Extract the listing below in full, unchanged.
# START OF RECORDS TO USE
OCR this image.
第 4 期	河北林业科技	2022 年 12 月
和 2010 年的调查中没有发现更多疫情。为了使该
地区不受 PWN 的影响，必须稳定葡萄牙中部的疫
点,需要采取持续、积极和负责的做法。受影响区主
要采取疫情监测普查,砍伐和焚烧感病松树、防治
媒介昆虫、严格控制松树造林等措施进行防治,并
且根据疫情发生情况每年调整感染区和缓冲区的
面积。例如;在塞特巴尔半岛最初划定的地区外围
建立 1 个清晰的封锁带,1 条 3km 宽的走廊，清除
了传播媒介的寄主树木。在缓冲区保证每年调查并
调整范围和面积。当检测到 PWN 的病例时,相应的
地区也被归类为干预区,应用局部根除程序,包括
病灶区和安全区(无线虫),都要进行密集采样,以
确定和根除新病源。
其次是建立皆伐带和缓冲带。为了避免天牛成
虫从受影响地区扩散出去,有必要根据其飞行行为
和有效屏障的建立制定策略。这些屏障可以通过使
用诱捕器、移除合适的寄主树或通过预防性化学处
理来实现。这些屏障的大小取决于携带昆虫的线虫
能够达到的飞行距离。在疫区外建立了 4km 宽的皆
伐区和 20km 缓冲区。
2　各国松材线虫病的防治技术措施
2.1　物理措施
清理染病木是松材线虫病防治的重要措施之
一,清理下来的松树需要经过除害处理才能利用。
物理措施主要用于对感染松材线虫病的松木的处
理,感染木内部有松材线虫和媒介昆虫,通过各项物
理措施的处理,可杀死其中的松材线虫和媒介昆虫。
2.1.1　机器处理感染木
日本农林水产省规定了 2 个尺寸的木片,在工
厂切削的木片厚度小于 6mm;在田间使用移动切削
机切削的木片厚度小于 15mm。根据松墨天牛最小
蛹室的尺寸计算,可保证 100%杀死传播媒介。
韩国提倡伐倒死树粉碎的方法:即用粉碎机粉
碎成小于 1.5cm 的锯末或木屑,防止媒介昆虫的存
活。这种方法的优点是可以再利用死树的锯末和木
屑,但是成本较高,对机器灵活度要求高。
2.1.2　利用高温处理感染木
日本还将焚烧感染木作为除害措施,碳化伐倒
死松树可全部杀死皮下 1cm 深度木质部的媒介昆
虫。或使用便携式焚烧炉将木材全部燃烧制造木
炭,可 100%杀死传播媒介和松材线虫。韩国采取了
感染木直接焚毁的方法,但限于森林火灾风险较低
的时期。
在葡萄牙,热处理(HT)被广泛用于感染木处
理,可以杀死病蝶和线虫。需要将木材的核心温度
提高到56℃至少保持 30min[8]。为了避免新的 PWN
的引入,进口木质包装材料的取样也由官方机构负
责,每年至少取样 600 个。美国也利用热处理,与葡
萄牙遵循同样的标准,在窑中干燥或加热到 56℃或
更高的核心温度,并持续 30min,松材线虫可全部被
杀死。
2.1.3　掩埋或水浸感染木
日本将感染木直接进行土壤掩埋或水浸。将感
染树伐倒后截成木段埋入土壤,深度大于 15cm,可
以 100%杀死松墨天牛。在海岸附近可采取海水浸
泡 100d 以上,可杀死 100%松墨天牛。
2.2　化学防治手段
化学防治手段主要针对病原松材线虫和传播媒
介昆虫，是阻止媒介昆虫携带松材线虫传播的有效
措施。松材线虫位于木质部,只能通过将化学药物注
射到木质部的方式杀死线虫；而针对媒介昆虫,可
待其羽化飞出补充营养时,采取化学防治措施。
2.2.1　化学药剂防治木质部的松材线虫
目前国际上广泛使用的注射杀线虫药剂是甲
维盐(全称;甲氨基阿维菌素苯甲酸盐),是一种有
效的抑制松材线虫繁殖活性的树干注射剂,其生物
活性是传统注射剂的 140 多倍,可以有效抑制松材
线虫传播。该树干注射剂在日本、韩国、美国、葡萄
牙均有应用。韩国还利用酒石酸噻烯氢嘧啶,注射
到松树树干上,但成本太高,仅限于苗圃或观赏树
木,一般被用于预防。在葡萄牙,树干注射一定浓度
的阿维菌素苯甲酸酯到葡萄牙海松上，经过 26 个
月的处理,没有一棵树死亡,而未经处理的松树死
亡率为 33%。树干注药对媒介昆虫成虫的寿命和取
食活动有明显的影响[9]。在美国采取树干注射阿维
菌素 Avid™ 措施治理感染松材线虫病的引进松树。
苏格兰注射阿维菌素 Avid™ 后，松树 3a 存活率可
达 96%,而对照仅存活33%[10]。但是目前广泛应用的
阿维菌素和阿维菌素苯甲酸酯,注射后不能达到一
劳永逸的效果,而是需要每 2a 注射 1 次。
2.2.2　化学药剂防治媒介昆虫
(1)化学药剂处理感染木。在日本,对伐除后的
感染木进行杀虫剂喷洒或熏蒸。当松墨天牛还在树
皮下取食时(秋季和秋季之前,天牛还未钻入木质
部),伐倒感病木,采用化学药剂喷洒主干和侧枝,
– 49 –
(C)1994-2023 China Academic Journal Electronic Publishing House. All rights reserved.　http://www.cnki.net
# END OF RECORDS TO USE
ANSWER BELOW:
OCR this image.
第 4 期	河北林业科技	2022 年 12 月
和 2010 年的调查中没有发现更多疫情。为了使该
地区不受 PWN 的影响，必须稳定葡萄牙中部的疫
点,需要采取持续、积极和负责的做法。受影响区主
要采取疫情监测普查,砍伐和焚烧感病松树、防治
媒介昆虫、严格控制松树造林等措施进行防治,并
且根据疫情发生情况每年调整感染区和缓冲区的
面积。例如;在塞特巴尔半岛最初划定的地区外围
建立 1 个清晰的封锁带,1 条 3km 宽的走廊，清除
了传播媒介的寄主树木。在缓冲区保证每年调查并
调整范围和面积。当检测到 PWN 的病例时,相应的
地区也被归类为干预区,应用局部根除程序,包括
病灶区和安全区(无线虫),都要进行密集采样,以
确定和根除新病源。
其次是建立皆伐带和缓冲带。为了避免天牛成
虫从受影响地区扩散出去,有必要根据其飞行行为
和有效屏障的建立制定策略。这些屏障可以通过使
用诱捕器、移除合适的寄主树或通过预防性化学处
理来实现。这些屏障的大小取决于携带昆虫的线虫
能够达到的飞行距离。在疫区外建立了 4km 宽的皆
伐区和 20km 缓冲区。
2　各国松材线虫病的防治技术措施
2.1　物理措施
清理染病木是松材线虫病防治的重要措施之
一,清理下来的松树需要经过除害处理才能利用。
物理措施主要用于对感染松材线虫病的松木的处
理,感染木内部有松材线虫和媒介昆虫,通过各项物
理措施的处理,可杀死其中的松材线虫和媒介昆虫。
2.1.1　机器处理感染木
日本农林水产省规定了 2 个尺寸的木片,在工
厂切削的木片厚度小于 6mm;在田间使用移动切削
机切削的木片厚度小于 15mm。根据松墨天牛最小
蛹室的尺寸计算,可保证 100%杀死传播媒介。
韩国提倡伐倒死树粉碎的方法:即用粉碎机粉
碎成小于 1.5cm 的锯末或木屑,防止媒介昆虫的存
活。这种方法的优点是可以再利用死树的锯末和木
屑,但是成本较高,对机器灵活度要求高。
2.1.2　利用高温处理感染木
日本还将焚烧感染木作为除害措施,碳化伐倒
死松树可全部杀死皮下 1cm 深度木质部的媒介昆
虫。或使用便携式焚烧炉将木材全部燃烧制造木
炭,可 100%杀死传播媒介和松材线虫。韩国采取了
感染木直接焚毁的方法,但限于森林火灾风险较低
的时期。
在葡萄牙,热处理(HT)被广泛用于感染木处
理,可以杀死病蝶和线虫。需要将木材的核心温度
提高到56℃至少保持 30min[8]。为了避免新的 PWN
的引入,进口木质包装材料的取样也由官方机构负
责,每年至少取样 600 个。美国也利用热处理,与葡
萄牙遵循同样的标准,在窑中干燥或加热到 56℃或
更高的核心温度,并持续 30min,松材线虫可全部被
杀死。
2.1.3　掩埋或水浸感染木
日本将感染木直接进行土壤掩埋或水浸。将感
染树伐倒后截成木段埋入土壤,深度大于 15cm,可
以 100%杀死松墨天牛。在海岸附近可采取海水浸
泡 100d 以上,可杀死 100%松墨天牛。
2.2　化学防治手段
化学防治手段主要针对病原松材线虫和传播媒
介昆虫，是阻止媒介昆虫携带松材线虫传播的有效
措施。松材线虫位于木质部,只能通过将化学药物注
射到木质部的方式杀死线虫；而针对媒介昆虫,可
待其羽化飞出补充营养时,采取化学防治措施。
2.2.1　化学药剂防治木质部的松材线虫
目前国际上广泛使用的注射杀线虫药剂是甲
维盐(全称;甲氨基阿维菌素苯甲酸盐),是一种有
效的抑制松材线虫繁殖活性的树干注射剂,其生物
活性是传统注射剂的 140 多倍,可以有效抑制松材
线虫传播。该树干注射剂在日本、韩国、美国、葡萄
牙均有应用。韩国还利用酒石酸噻烯氢嘧啶,注射
到松树树干上,但成本太高,仅限于苗圃或观赏树
木,一般被用于预防。在葡萄牙,树干注射一定浓度
的阿维菌素苯甲酸酯到葡萄牙海松上，经过 26 个
月的处理,没有一棵树死亡,而未经处理的松树死
亡率为 33%。树干注药对媒介昆虫成虫的寿命和取
食活动有明显的影响[9]。在美国采取树干注射阿维
菌素 Avid™ 措施治理感染松材线虫病的引进松树。
苏格兰注射阿维菌素 Avid™ 后，松树 3a 存活率可
达 96%,而对照仅存活33%[10]。但是目前广泛应用的
阿维菌素和阿维菌素苯甲酸酯,注射后不能达到一
劳永逸的效果,而是需要每 2a 注射 1 次。
2.2.2　化学药剂防治媒介昆虫
(1)化学药剂处理感染木。在日本,对伐除后的
感染木进行杀虫剂喷洒或熏蒸。当松墨天牛还在树
皮下取食时(秋季和秋季之前,天牛还未钻入木质
部),伐倒感病木,采用化学药剂喷洒主干和侧枝,
– 49 –
(C)1994-2023 China Academic Journal Electronic Publishing House. All rights reserved.　http://www.cnki.net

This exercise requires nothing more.